WRITTEN INSTRUCTION —
Without changing a character, return the entries, but not the images they hold.

RAW DATA —
>> BEGIN

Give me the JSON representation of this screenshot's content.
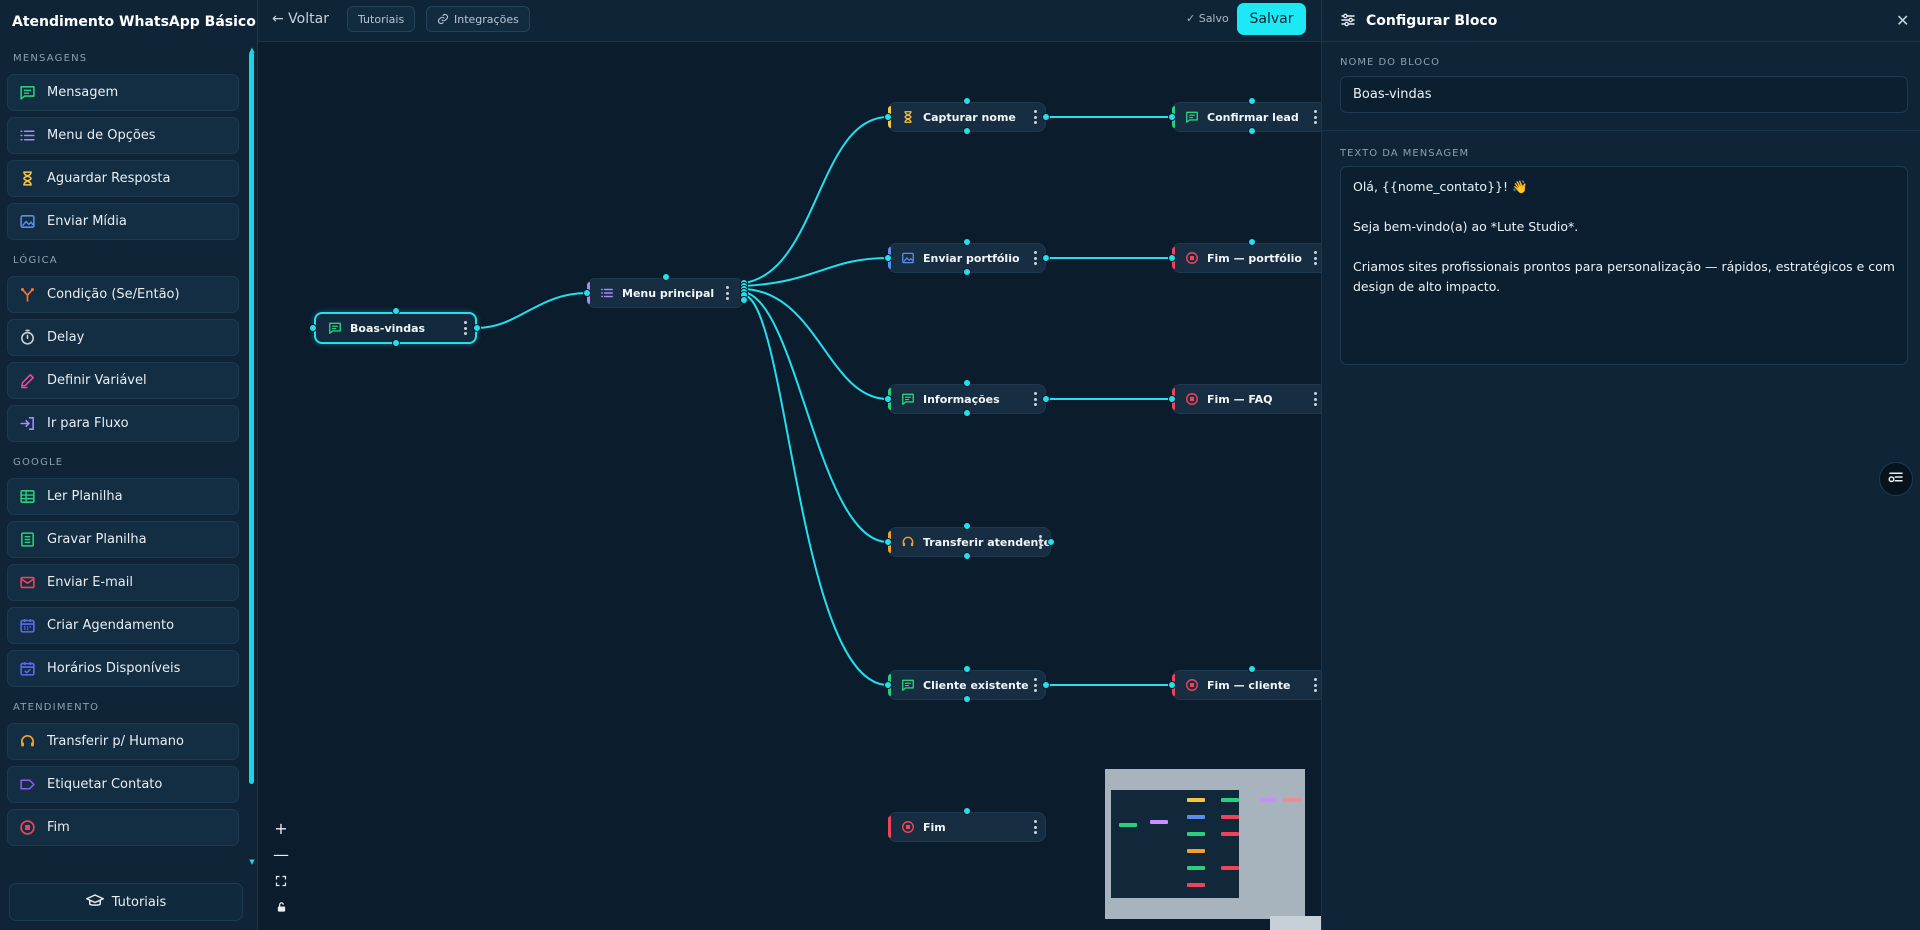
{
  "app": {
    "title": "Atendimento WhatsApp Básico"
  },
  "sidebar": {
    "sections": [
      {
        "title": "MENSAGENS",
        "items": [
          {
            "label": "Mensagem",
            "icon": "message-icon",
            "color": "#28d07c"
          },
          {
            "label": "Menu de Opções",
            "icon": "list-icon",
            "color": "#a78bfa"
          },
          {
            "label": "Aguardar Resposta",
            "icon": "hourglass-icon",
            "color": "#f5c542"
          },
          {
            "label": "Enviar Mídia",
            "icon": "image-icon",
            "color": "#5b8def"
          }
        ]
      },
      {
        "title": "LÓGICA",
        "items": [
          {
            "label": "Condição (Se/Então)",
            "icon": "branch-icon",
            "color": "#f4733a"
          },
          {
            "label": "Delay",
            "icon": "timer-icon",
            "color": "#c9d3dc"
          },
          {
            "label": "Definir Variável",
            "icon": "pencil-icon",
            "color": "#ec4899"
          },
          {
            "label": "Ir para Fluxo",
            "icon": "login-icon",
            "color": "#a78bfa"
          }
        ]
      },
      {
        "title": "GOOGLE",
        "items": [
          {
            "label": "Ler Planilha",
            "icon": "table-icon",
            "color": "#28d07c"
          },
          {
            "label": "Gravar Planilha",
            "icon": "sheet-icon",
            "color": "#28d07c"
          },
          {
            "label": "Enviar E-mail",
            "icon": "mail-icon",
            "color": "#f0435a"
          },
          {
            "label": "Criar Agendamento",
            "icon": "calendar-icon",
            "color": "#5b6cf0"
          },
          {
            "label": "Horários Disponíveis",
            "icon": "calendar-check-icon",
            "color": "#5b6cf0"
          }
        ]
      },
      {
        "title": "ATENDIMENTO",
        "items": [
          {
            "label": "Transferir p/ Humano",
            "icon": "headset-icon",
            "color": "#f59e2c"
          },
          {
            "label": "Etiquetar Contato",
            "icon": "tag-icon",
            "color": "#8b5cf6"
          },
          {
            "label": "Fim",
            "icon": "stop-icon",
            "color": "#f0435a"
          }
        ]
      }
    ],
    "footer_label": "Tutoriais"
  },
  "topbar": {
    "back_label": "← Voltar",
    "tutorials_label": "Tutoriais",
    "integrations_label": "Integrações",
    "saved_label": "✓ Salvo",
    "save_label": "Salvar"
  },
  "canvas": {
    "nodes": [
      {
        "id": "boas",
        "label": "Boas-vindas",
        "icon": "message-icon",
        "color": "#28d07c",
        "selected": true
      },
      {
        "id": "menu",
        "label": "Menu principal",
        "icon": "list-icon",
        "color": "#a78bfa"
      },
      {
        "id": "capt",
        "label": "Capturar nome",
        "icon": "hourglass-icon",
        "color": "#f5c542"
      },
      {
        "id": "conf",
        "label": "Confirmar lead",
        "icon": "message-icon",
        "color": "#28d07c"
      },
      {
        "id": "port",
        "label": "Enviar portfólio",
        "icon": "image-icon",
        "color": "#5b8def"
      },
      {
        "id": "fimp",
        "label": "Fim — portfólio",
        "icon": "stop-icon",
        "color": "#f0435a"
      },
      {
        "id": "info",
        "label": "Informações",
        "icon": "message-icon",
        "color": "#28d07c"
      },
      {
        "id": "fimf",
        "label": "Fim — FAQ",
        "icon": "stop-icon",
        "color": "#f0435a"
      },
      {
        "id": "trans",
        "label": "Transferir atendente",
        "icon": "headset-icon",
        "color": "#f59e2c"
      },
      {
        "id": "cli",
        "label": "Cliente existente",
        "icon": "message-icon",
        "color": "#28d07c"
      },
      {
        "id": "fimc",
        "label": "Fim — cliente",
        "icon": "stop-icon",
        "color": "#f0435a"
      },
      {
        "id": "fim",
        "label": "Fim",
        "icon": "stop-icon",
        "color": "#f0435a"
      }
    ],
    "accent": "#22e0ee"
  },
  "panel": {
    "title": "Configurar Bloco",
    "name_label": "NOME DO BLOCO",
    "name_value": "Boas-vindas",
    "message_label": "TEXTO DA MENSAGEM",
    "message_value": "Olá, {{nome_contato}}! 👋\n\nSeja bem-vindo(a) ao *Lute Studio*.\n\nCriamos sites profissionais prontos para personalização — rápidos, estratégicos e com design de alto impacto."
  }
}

>> END

THE REPLY —
Give me the JSON representation of this screenshot's content.
{
  "app": {
    "title": "Atendimento WhatsApp Básico"
  },
  "sidebar": {
    "sections": [
      {
        "title": "MENSAGENS",
        "items": [
          {
            "label": "Mensagem",
            "icon": "message-icon",
            "color": "#28d07c"
          },
          {
            "label": "Menu de Opções",
            "icon": "list-icon",
            "color": "#a78bfa"
          },
          {
            "label": "Aguardar Resposta",
            "icon": "hourglass-icon",
            "color": "#f5c542"
          },
          {
            "label": "Enviar Mídia",
            "icon": "image-icon",
            "color": "#5b8def"
          }
        ]
      },
      {
        "title": "LÓGICA",
        "items": [
          {
            "label": "Condição (Se/Então)",
            "icon": "branch-icon",
            "color": "#f4733a"
          },
          {
            "label": "Delay",
            "icon": "timer-icon",
            "color": "#c9d3dc"
          },
          {
            "label": "Definir Variável",
            "icon": "pencil-icon",
            "color": "#ec4899"
          },
          {
            "label": "Ir para Fluxo",
            "icon": "login-icon",
            "color": "#a78bfa"
          }
        ]
      },
      {
        "title": "GOOGLE",
        "items": [
          {
            "label": "Ler Planilha",
            "icon": "table-icon",
            "color": "#28d07c"
          },
          {
            "label": "Gravar Planilha",
            "icon": "sheet-icon",
            "color": "#28d07c"
          },
          {
            "label": "Enviar E-mail",
            "icon": "mail-icon",
            "color": "#f0435a"
          },
          {
            "label": "Criar Agendamento",
            "icon": "calendar-icon",
            "color": "#5b6cf0"
          },
          {
            "label": "Horários Disponíveis",
            "icon": "calendar-check-icon",
            "color": "#5b6cf0"
          }
        ]
      },
      {
        "title": "ATENDIMENTO",
        "items": [
          {
            "label": "Transferir p/ Humano",
            "icon": "headset-icon",
            "color": "#f59e2c"
          },
          {
            "label": "Etiquetar Contato",
            "icon": "tag-icon",
            "color": "#8b5cf6"
          },
          {
            "label": "Fim",
            "icon": "stop-icon",
            "color": "#f0435a"
          }
        ]
      }
    ],
    "footer_label": "Tutoriais"
  },
  "topbar": {
    "back_label": "← Voltar",
    "tutorials_label": "Tutoriais",
    "integrations_label": "Integrações",
    "saved_label": "✓ Salvo",
    "save_label": "Salvar"
  },
  "canvas": {
    "nodes": [
      {
        "id": "boas",
        "label": "Boas-vindas",
        "icon": "message-icon",
        "color": "#28d07c",
        "selected": true
      },
      {
        "id": "menu",
        "label": "Menu principal",
        "icon": "list-icon",
        "color": "#a78bfa"
      },
      {
        "id": "capt",
        "label": "Capturar nome",
        "icon": "hourglass-icon",
        "color": "#f5c542"
      },
      {
        "id": "conf",
        "label": "Confirmar lead",
        "icon": "message-icon",
        "color": "#28d07c"
      },
      {
        "id": "port",
        "label": "Enviar portfólio",
        "icon": "image-icon",
        "color": "#5b8def"
      },
      {
        "id": "fimp",
        "label": "Fim — portfólio",
        "icon": "stop-icon",
        "color": "#f0435a"
      },
      {
        "id": "info",
        "label": "Informações",
        "icon": "message-icon",
        "color": "#28d07c"
      },
      {
        "id": "fimf",
        "label": "Fim — FAQ",
        "icon": "stop-icon",
        "color": "#f0435a"
      },
      {
        "id": "trans",
        "label": "Transferir atendente",
        "icon": "headset-icon",
        "color": "#f59e2c"
      },
      {
        "id": "cli",
        "label": "Cliente existente",
        "icon": "message-icon",
        "color": "#28d07c"
      },
      {
        "id": "fimc",
        "label": "Fim — cliente",
        "icon": "stop-icon",
        "color": "#f0435a"
      },
      {
        "id": "fim",
        "label": "Fim",
        "icon": "stop-icon",
        "color": "#f0435a"
      }
    ],
    "accent": "#22e0ee"
  },
  "panel": {
    "title": "Configurar Bloco",
    "name_label": "NOME DO BLOCO",
    "name_value": "Boas-vindas",
    "message_label": "TEXTO DA MENSAGEM",
    "message_value": "Olá, {{nome_contato}}! 👋\n\nSeja bem-vindo(a) ao *Lute Studio*.\n\nCriamos sites profissionais prontos para personalização — rápidos, estratégicos e com design de alto impacto."
  }
}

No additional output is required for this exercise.